Word for word, transcribe the lines below and drop the pictures.

→ **RECORDS SHOWN**:

============

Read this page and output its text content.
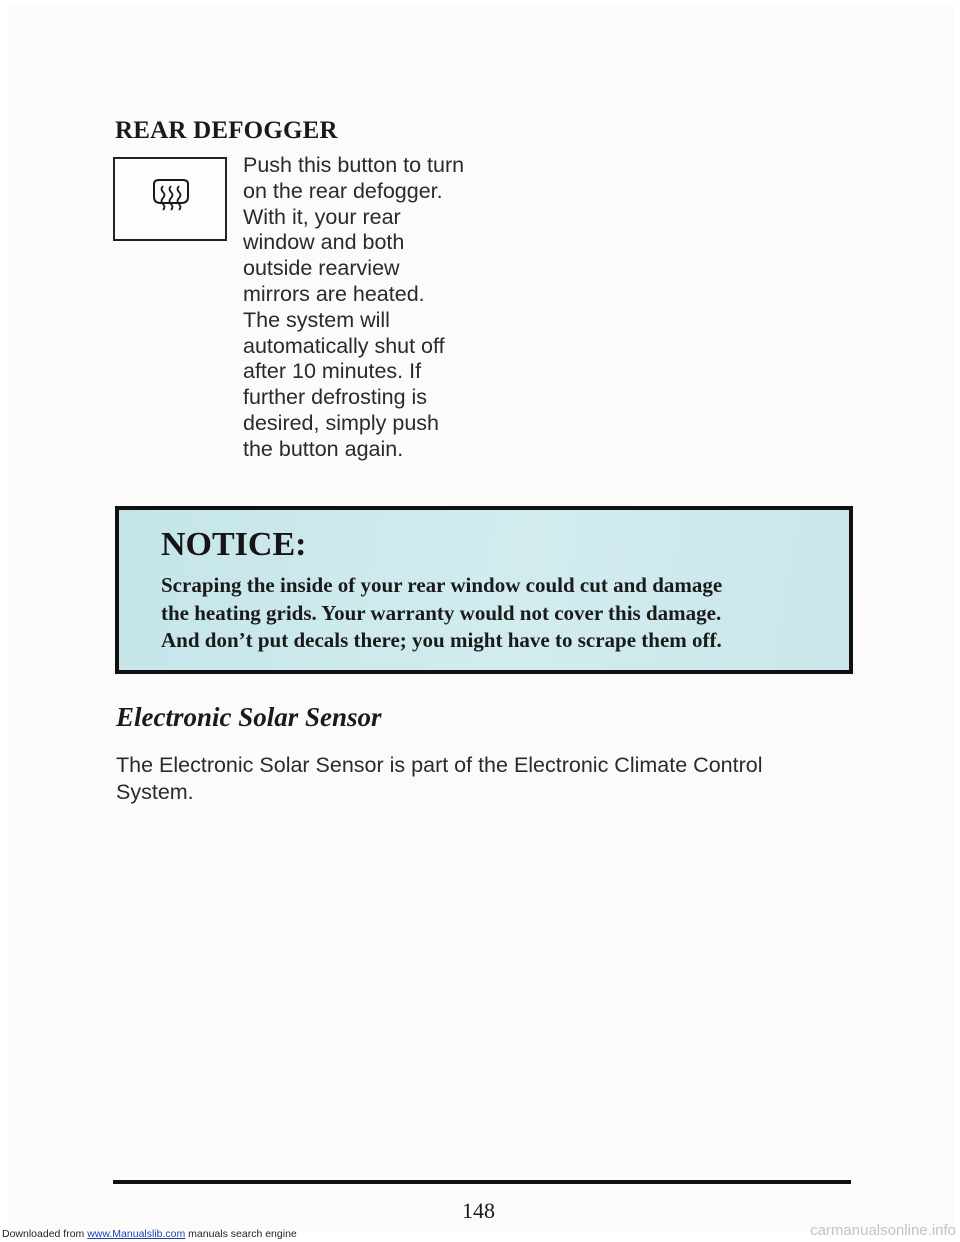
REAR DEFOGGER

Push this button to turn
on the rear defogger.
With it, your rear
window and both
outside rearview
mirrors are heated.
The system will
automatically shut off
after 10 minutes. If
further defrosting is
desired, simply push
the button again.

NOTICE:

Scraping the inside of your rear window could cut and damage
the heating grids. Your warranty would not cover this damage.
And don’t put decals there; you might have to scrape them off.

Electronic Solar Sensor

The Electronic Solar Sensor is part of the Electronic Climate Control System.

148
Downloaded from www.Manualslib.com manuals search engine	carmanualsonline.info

============

→ **EXERCISE ANSWER**:
Read this page and output its text content.
REAR DEFOGGER

Push this button to turn
on the rear defogger.
With it, your rear
window and both
outside rearview
mirrors are heated.
The system will
automatically shut off
after 10 minutes. If
further defrosting is
desired, simply push
the button again.

NOTICE:

Scraping the inside of your rear window could cut and damage
the heating grids. Your warranty would not cover this damage.
And don’t put decals there; you might have to scrape them off.

Electronic Solar Sensor

The Electronic Solar Sensor is part of the Electronic Climate Control System.

148
Downloaded from www.Manualslib.com manuals search engine	carmanualsonline.info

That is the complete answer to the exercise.